--- Start of Records for the exercise ---
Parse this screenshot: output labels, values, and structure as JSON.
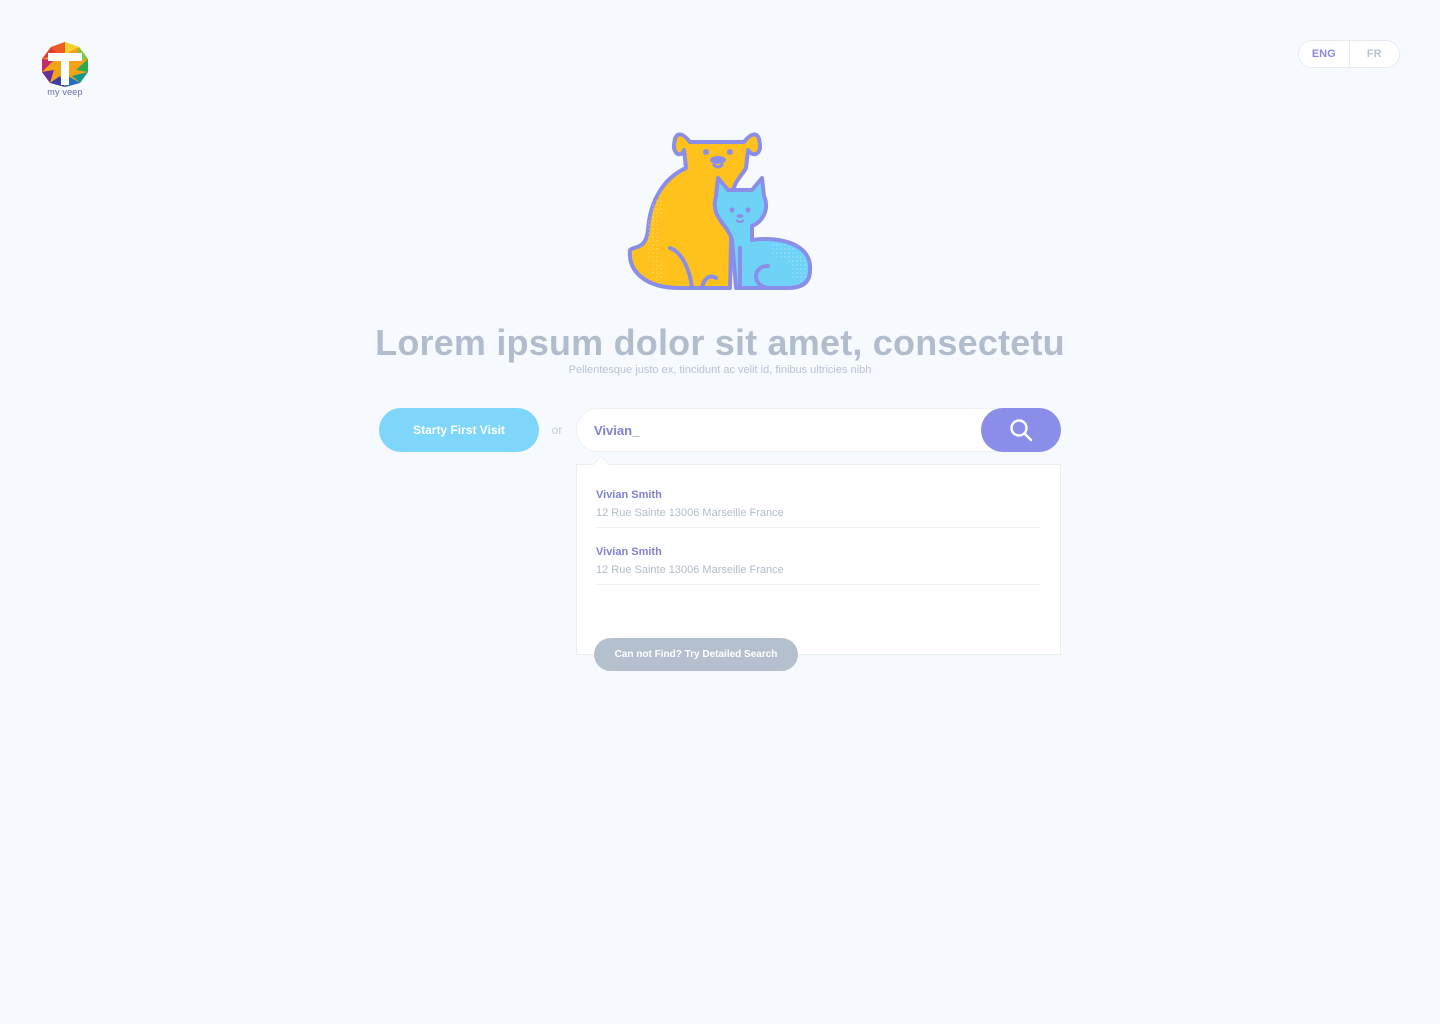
{
  "brand": {
    "logo_text": "my veep"
  },
  "language": {
    "options": [
      "ENG",
      "FR"
    ],
    "selected": "ENG"
  },
  "hero": {
    "title": "Lorem ipsum dolor sit amet, consectetu",
    "subtitle": "Pellentesque justo ex, tincidunt ac velit id, finibus ultricies nibh"
  },
  "actions": {
    "start_label": "Starty First Visit",
    "or_label": "or"
  },
  "search": {
    "value": "Vivian_",
    "icon": "search-icon"
  },
  "results": [
    {
      "name": "Vivian Smith",
      "address": "12 Rue Sainte 13006 Marseille France"
    },
    {
      "name": "Vivian Smith",
      "address": "12 Rue Sainte 13006 Marseille France"
    }
  ],
  "detailed_search_label": "Can not Find? Try Detailed Search",
  "colors": {
    "background": "#f6f9fd",
    "accent_purple": "#8b8ee8",
    "accent_blue": "#7fd6fb",
    "muted_text": "#b1bdcd",
    "dog_yellow": "#ffc21c",
    "cat_blue": "#6fd3f7"
  }
}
--- End of Records for the exercise ---
*Written request*.
Transcribe the listing in full and omit the pictures.

*The response*.
Parse this screenshot: output labels, values, and structure as JSON.
{
  "brand": {
    "logo_text": "my veep"
  },
  "language": {
    "options": [
      "ENG",
      "FR"
    ],
    "selected": "ENG"
  },
  "hero": {
    "title": "Lorem ipsum dolor sit amet, consectetu",
    "subtitle": "Pellentesque justo ex, tincidunt ac velit id, finibus ultricies nibh"
  },
  "actions": {
    "start_label": "Starty First Visit",
    "or_label": "or"
  },
  "search": {
    "value": "Vivian_",
    "icon": "search-icon"
  },
  "results": [
    {
      "name": "Vivian Smith",
      "address": "12 Rue Sainte 13006 Marseille France"
    },
    {
      "name": "Vivian Smith",
      "address": "12 Rue Sainte 13006 Marseille France"
    }
  ],
  "detailed_search_label": "Can not Find? Try Detailed Search",
  "colors": {
    "background": "#f6f9fd",
    "accent_purple": "#8b8ee8",
    "accent_blue": "#7fd6fb",
    "muted_text": "#b1bdcd",
    "dog_yellow": "#ffc21c",
    "cat_blue": "#6fd3f7"
  }
}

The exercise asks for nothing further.